#### [What to work on]
Report every line from the material that contains the word "Cathetus".

○ ○ ○ ○

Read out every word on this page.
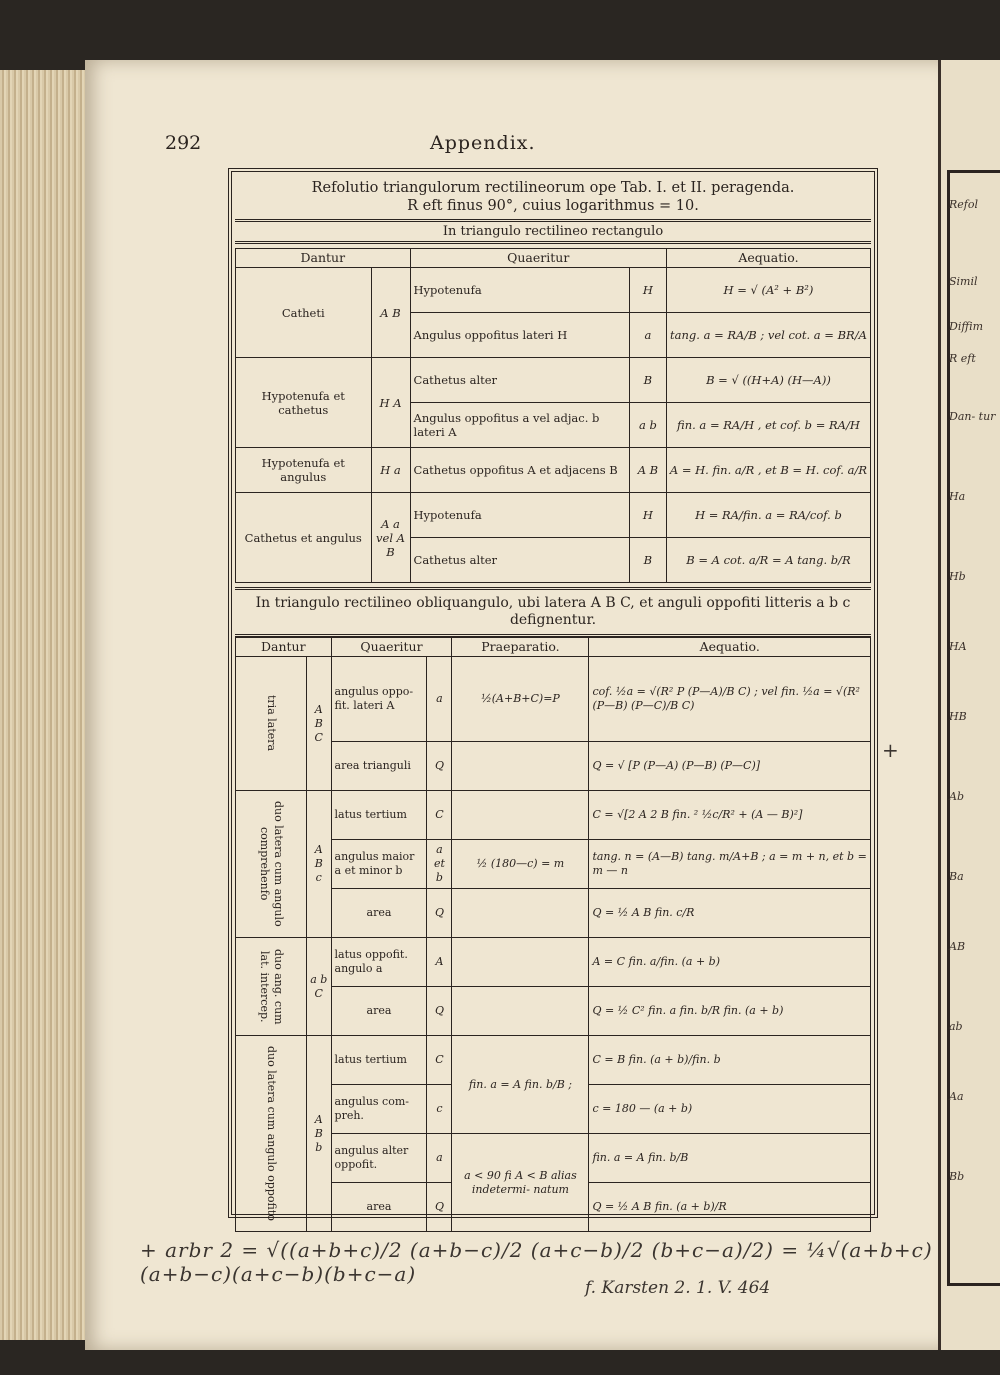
Refol
Simil
Diffim
R eft
Dan- tur
Ha
Hb
HA
HB
Ab
Ba
AB
ab
Aa
Bb
292	Appendix.
Refolutio triangulorum rectilineorum ope Tab. I. et II. peragenda.
R eft finus 90°, cuius logarithmus = 10.
In triangulo rectilineo rectangulo
Dantur		Quaeritur		Aequatio.
Catheti	A B	Hypotenufa	H	H = √ (A² + B²)
		Angulus oppofitus lateri H	a	tang. a = RA/B ; vel cot. a = BR/A
Hypotenufa et cathetus	H A	Cathetus alter	B	B = √ ((H+A) (H—A))
		Angulus oppofitus a vel adjac. b lateri A	a b	fin. a = RA/H , et cof. b = RA/H
Hypotenufa et angulus	H a	Cathetus oppofitus A et adjacens B	A B	A = H. fin. a/R , et B = H. cof. a/R
Cathetus et angulus	A a vel A B	Hypotenufa	H	H = RA/fin. a = RA/cof. b
		Cathetus alter	B	B = A cot. a/R = A tang. b/R
In triangulo rectilineo obliquangulo, ubi latera A B C, et anguli oppofiti litteris a b c defignentur.
Dantur		Quaeritur		Praeparatio.	Aequatio.
tria latera	A B C	angulus oppo- fit. lateri A	a	½(A+B+C)=P	cof. ½a = √(R² P (P—A)/B C) ; vel fin. ½a = √(R² (P—B) (P—C)/B C)
		area trianguli	Q		Q = √ [P (P—A) (P—B) (P—C)]
duo latera cum angulo comprehenfo	A B c	latus tertium	C		C = √[2 A 2 B fin. ² ½c/R² + (A — B)²]
		angulus maior a et minor b	a et b	½ (180—c) = m	tang. n = (A—B) tang. m/A+B ; a = m + n, et b = m — n
		area	Q		Q = ½ A B fin. c/R
duo ang. cum lat. intercep.	a b C	latus oppofit. angulo a	A		A = C fin. a/fin. (a + b)
		area	Q		Q = ½ C² fin. a fin. b/R fin. (a + b)
duo latera cum angulo oppofito	A B b	latus tertium	C	fin. a = A fin. b/B ;	C = B fin. (a + b)/fin. b
		angulus com- preh.	c		c = 180 — (a + b)
		angulus alter oppofit.	a	a < 90 fi A < B alias indetermi- natum	fin. a = A fin. b/B
		area	Q		Q = ½ A B fin. (a + b)/R
+
+ arbr 2 = √((a+b+c)/2 (a+b−c)/2 (a+c−b)/2 (b+c−a)/2) = ¼√(a+b+c)(a+b−c)(a+c−b)(b+c−a)
f. Karsten 2. 1. V. 464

○ ○ ○ ○

#### [Output below]
Hypotenufa et cathetus	H A	Cathetus alter	B	B = √ ((H+A) (H—A))
Hypotenufa et angulus	H a	Cathetus oppofitus A et adjacens B	A B	A = H. fin. a/R , et B = H. cof. a/R
Cathetus et angulus	A a vel A B	Hypotenufa	H	H = RA/fin. a = RA/cof. b
		Cathetus alter	B	B = A cot. a/R = A tang. b/R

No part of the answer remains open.